_WHAT IS NEEDED_.
Extract each line from the entries below that has the string "dfires" in it.

_EXTRACTED DATA_.
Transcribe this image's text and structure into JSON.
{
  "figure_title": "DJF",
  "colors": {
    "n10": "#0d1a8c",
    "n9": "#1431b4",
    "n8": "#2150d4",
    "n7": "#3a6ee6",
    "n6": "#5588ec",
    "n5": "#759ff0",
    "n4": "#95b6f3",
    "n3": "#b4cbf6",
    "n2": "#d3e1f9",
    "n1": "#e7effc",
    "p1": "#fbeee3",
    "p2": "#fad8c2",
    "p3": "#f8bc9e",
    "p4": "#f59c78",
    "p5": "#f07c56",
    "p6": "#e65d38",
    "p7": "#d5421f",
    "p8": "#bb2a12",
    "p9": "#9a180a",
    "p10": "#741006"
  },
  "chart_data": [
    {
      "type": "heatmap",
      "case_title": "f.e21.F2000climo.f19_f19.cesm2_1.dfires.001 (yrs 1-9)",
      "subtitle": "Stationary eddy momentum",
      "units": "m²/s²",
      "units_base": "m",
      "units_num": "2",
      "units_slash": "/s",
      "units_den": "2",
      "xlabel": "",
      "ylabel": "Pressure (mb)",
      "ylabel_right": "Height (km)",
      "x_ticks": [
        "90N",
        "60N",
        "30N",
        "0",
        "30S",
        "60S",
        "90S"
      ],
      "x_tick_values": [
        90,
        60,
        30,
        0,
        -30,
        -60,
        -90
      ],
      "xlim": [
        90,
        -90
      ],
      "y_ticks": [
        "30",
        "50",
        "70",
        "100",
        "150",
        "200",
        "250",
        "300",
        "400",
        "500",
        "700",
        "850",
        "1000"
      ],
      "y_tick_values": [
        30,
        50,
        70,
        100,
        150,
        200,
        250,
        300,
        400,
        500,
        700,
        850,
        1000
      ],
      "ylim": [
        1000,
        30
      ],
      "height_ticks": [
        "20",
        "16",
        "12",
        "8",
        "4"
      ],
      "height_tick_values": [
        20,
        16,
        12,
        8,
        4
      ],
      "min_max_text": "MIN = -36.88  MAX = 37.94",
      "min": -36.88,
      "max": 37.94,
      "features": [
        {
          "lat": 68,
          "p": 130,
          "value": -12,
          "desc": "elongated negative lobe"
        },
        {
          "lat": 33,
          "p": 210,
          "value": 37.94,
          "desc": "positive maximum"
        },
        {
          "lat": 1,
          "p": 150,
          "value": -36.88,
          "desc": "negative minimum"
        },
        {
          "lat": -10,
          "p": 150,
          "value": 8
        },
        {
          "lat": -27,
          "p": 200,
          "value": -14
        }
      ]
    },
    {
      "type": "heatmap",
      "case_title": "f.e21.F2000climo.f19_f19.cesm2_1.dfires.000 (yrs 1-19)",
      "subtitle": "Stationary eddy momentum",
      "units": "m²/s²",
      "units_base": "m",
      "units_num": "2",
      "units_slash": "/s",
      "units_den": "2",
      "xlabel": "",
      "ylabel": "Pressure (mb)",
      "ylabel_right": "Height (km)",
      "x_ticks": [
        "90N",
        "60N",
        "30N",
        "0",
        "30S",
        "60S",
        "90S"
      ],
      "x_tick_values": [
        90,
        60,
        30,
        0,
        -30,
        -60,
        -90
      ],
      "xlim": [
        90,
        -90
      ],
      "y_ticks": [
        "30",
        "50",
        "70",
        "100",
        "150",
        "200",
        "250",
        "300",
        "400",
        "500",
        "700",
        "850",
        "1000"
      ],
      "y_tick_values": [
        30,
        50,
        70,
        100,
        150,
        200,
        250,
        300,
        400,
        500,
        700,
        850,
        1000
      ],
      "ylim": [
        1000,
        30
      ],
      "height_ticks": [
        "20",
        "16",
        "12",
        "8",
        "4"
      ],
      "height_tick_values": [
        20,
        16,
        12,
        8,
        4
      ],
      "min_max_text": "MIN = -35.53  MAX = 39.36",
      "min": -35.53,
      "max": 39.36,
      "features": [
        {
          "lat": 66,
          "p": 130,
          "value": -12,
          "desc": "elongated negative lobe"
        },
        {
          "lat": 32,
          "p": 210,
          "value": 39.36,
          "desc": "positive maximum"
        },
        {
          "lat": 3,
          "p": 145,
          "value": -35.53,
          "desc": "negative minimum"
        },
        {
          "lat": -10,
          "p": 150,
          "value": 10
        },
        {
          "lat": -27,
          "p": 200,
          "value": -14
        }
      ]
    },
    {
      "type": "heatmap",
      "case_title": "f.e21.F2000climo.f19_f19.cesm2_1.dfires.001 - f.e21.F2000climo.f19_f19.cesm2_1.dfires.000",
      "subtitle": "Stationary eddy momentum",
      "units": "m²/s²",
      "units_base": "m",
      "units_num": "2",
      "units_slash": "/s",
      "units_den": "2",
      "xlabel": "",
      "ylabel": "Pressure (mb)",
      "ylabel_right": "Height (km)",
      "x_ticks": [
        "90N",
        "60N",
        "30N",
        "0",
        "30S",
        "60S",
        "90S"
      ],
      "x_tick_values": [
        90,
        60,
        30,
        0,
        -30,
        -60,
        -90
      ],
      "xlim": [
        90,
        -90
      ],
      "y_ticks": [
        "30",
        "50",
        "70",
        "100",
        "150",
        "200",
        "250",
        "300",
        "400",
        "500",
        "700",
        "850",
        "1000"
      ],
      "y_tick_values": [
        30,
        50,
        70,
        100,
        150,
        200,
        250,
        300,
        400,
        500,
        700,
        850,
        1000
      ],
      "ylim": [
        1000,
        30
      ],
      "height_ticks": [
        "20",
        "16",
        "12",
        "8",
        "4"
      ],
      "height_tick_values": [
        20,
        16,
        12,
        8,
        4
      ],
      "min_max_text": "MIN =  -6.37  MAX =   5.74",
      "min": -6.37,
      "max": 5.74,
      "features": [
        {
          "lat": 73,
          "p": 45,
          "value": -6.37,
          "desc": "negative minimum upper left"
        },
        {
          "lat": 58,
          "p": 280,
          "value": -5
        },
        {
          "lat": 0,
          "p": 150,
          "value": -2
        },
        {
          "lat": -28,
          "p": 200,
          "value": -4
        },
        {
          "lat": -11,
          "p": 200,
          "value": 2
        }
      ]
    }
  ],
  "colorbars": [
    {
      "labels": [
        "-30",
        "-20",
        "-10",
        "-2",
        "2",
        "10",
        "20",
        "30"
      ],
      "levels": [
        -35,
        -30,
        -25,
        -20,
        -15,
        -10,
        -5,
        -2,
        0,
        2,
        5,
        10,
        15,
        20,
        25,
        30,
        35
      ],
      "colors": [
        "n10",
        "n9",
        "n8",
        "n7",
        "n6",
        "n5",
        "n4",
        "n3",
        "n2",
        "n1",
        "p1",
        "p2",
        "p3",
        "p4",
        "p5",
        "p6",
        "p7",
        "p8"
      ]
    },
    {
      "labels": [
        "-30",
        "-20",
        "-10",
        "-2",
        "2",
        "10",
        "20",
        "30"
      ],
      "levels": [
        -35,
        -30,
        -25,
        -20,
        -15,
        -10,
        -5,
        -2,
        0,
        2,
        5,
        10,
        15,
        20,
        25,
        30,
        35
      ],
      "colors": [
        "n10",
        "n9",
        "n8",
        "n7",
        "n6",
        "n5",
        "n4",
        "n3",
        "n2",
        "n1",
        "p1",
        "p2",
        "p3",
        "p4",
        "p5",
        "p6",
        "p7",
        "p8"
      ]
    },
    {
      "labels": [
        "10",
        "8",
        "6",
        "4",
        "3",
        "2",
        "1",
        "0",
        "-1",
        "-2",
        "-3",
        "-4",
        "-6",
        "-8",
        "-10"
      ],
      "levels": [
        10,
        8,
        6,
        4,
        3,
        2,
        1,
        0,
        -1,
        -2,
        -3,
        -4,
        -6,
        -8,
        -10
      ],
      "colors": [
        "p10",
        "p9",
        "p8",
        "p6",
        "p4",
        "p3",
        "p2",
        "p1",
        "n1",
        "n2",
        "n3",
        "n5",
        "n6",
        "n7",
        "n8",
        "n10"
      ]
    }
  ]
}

_SOLUTION FOR THIS PROBLEM_.
      "case_title": "f.e21.F2000climo.f19_f19.cesm2_1.dfires.001 (yrs 1-9)",
      "case_title": "f.e21.F2000climo.f19_f19.cesm2_1.dfires.000 (yrs 1-19)",
      "case_title": "f.e21.F2000climo.f19_f19.cesm2_1.dfires.001 - f.e21.F2000climo.f19_f19.cesm2_1.dfires.000",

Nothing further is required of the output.